Exercise details.
Lines containing the word "sind" are to be located and copied.

◆ ◆ ◆ ◆ ◆ ◆ ◆

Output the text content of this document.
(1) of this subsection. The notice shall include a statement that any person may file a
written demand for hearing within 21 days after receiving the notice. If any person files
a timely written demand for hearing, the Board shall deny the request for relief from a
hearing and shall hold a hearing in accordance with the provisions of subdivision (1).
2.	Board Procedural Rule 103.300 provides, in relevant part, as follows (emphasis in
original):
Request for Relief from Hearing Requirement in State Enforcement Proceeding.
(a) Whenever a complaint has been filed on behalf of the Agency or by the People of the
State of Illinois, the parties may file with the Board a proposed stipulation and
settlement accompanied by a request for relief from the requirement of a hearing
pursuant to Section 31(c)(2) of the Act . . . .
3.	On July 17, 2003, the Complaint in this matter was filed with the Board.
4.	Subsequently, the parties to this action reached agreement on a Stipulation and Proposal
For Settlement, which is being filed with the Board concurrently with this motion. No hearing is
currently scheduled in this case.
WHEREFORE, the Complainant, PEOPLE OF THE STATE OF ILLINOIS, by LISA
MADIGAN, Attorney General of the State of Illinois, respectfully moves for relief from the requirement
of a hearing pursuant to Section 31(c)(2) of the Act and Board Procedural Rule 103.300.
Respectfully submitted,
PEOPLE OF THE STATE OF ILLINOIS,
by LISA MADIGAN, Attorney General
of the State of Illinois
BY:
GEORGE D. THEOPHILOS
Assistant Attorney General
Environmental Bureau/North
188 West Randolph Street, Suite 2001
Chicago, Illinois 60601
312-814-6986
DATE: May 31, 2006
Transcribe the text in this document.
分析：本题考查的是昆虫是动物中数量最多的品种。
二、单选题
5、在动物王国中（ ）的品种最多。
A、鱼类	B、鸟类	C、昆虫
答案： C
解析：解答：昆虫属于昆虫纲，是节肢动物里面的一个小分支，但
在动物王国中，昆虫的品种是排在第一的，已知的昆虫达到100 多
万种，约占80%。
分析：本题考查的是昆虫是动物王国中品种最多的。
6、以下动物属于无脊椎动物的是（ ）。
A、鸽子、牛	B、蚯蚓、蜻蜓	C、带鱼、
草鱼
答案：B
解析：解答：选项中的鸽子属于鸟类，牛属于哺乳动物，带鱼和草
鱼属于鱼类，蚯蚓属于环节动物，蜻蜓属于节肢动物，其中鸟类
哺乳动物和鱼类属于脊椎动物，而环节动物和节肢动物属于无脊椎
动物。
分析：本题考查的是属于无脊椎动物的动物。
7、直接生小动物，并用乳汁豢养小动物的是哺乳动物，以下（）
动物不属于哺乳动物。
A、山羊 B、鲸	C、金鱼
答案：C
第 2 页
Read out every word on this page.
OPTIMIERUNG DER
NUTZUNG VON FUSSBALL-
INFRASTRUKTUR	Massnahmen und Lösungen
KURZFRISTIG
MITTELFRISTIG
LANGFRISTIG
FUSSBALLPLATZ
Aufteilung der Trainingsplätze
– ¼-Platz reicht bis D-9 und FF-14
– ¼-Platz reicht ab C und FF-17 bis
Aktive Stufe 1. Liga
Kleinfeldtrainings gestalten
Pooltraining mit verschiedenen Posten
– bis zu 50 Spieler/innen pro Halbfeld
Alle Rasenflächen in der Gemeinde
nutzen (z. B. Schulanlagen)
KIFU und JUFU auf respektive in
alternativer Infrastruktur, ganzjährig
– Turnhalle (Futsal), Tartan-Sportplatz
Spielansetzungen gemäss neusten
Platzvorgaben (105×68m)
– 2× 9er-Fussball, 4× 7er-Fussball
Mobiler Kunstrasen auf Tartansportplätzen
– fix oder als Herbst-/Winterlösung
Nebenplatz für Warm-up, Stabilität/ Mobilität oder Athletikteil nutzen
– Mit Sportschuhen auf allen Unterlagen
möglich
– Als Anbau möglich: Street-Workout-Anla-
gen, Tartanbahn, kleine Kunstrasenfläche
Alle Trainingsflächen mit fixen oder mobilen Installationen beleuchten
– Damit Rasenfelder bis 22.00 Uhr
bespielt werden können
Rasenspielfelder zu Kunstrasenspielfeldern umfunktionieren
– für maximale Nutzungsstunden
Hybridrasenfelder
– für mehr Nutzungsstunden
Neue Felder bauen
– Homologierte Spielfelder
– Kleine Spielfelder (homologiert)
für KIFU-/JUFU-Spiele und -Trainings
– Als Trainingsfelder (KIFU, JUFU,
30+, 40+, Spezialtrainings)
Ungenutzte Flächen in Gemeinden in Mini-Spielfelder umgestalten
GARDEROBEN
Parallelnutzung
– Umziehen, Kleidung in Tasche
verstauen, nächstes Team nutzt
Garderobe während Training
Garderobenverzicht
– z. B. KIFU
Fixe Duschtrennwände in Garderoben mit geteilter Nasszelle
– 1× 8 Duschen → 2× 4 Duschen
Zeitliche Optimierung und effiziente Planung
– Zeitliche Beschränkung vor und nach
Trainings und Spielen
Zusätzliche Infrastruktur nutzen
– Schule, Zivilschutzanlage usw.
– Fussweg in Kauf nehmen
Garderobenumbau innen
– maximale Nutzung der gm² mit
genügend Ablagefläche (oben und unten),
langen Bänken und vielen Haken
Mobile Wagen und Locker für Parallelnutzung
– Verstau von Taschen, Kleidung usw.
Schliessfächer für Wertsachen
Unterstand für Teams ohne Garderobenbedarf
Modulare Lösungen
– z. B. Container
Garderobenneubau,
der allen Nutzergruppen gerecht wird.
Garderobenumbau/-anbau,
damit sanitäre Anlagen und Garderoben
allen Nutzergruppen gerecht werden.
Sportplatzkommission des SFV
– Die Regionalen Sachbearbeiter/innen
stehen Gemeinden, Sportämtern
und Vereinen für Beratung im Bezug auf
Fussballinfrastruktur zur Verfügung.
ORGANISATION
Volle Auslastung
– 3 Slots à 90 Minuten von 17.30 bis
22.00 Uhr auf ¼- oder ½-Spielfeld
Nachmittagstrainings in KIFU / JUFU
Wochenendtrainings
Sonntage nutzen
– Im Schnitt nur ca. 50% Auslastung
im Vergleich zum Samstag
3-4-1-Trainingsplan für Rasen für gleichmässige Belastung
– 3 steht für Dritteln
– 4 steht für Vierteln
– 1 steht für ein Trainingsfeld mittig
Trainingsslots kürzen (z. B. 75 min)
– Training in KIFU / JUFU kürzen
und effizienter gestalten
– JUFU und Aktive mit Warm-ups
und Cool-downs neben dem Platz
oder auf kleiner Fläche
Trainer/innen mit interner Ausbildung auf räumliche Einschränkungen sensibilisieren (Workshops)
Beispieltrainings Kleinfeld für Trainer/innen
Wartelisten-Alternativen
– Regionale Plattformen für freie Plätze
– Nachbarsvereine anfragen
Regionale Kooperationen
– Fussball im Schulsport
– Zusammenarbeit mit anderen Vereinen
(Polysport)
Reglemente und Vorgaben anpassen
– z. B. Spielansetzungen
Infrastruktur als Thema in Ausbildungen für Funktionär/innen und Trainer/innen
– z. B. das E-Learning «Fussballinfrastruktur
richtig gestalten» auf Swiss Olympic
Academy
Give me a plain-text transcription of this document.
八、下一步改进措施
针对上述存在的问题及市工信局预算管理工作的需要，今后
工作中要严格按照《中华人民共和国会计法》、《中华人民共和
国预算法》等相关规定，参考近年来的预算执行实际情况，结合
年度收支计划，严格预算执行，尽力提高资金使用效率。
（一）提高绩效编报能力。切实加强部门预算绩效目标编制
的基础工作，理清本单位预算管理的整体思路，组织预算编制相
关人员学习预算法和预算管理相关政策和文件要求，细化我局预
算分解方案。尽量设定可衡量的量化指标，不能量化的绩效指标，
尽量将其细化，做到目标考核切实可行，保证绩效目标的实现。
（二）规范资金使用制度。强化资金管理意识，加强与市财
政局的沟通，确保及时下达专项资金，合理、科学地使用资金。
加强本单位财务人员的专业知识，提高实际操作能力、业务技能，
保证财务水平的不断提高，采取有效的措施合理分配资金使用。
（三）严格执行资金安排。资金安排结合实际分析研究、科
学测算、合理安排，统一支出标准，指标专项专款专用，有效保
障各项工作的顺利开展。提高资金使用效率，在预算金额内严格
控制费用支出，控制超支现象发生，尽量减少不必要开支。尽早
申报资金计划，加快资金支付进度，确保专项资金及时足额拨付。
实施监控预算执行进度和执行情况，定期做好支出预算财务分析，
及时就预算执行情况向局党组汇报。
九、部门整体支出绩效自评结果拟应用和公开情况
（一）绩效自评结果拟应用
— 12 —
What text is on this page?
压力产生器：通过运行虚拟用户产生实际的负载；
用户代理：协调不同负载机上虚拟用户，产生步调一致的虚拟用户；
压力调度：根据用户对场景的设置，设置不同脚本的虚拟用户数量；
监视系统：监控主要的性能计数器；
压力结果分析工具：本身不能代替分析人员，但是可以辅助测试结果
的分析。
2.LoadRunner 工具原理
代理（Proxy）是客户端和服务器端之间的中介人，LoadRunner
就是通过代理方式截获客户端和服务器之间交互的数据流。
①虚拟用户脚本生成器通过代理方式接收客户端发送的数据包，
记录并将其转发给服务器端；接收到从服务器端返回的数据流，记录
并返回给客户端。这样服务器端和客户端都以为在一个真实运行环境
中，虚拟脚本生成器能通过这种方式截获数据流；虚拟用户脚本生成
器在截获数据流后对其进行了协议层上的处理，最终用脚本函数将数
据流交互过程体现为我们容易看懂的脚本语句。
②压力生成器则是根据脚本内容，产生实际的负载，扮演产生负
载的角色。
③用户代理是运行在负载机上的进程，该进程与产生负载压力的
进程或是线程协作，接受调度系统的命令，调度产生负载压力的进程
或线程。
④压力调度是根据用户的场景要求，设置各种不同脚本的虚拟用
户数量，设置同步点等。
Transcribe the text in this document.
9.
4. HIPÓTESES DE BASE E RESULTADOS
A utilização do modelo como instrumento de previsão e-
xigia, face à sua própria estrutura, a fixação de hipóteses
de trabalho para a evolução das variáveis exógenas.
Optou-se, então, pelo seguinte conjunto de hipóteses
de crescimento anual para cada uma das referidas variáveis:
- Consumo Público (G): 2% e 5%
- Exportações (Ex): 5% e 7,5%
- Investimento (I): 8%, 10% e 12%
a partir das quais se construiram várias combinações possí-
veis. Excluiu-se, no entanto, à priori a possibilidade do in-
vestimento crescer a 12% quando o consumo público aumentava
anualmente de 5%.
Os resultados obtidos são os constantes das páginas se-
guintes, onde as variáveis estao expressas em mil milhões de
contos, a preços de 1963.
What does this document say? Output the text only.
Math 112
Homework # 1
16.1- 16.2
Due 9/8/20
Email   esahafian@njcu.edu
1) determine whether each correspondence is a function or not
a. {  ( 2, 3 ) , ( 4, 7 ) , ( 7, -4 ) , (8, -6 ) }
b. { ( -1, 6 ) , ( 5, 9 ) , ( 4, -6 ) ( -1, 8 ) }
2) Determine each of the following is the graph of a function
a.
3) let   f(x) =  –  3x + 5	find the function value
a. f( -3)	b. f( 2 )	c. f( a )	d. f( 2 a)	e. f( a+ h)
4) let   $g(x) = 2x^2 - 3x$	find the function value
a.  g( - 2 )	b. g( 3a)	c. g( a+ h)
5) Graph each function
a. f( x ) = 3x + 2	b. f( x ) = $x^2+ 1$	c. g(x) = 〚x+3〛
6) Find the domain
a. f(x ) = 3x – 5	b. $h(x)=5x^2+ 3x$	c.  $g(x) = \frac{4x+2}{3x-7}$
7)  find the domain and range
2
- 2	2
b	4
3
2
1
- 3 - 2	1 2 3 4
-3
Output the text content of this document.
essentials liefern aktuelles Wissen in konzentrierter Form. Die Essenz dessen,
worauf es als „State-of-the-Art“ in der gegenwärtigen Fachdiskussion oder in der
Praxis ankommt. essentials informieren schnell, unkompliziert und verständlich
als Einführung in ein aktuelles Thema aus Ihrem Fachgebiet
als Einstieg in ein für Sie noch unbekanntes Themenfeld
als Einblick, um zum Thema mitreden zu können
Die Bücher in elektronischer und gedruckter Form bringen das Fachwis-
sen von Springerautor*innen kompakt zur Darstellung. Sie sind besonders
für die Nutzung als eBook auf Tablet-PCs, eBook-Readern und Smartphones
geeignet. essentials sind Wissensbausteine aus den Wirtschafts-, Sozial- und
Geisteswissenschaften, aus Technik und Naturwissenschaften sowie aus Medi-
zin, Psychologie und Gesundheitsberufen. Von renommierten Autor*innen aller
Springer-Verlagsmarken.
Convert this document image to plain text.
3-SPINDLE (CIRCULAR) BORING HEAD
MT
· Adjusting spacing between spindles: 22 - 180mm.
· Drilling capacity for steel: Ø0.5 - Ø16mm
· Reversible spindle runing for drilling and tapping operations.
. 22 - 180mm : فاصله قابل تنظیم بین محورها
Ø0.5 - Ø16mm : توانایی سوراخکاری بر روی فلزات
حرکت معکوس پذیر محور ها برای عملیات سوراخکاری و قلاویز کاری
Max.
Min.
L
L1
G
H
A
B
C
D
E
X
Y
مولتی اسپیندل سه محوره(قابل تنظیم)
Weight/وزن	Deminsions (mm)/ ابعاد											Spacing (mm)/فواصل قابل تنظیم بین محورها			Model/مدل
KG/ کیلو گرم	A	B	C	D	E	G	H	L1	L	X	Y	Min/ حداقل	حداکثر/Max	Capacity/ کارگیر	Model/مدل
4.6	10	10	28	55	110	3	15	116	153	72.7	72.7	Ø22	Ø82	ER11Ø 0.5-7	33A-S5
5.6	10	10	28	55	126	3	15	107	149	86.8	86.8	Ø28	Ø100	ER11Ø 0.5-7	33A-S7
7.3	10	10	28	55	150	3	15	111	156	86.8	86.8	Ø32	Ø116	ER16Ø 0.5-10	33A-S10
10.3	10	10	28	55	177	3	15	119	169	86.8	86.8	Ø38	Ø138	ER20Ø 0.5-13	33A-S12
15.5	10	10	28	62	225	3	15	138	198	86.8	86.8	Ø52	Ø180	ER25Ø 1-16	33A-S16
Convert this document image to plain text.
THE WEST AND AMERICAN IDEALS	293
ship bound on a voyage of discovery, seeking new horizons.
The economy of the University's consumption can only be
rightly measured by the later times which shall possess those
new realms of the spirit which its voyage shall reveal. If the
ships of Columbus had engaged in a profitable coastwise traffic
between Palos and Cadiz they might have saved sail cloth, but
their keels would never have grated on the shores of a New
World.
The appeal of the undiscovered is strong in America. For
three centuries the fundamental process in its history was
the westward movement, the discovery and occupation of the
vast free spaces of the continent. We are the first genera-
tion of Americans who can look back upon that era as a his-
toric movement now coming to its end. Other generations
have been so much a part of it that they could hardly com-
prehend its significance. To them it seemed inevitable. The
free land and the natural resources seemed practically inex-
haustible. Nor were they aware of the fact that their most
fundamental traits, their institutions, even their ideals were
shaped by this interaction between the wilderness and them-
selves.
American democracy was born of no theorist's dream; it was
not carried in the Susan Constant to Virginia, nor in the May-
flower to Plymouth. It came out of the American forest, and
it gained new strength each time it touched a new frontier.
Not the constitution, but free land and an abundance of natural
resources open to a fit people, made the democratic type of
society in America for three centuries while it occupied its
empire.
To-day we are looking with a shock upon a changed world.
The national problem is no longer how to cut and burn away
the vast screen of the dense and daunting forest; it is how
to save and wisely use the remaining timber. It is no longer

◆ ◆ ◆ ◆ ◆ ◆ ◆

Correct response.
sen von Springerautor*innen kompakt zur Darstellung. Sie sind besonders
geeignet. essentials sind Wissensbausteine aus den Wirtschafts-, Sozial- und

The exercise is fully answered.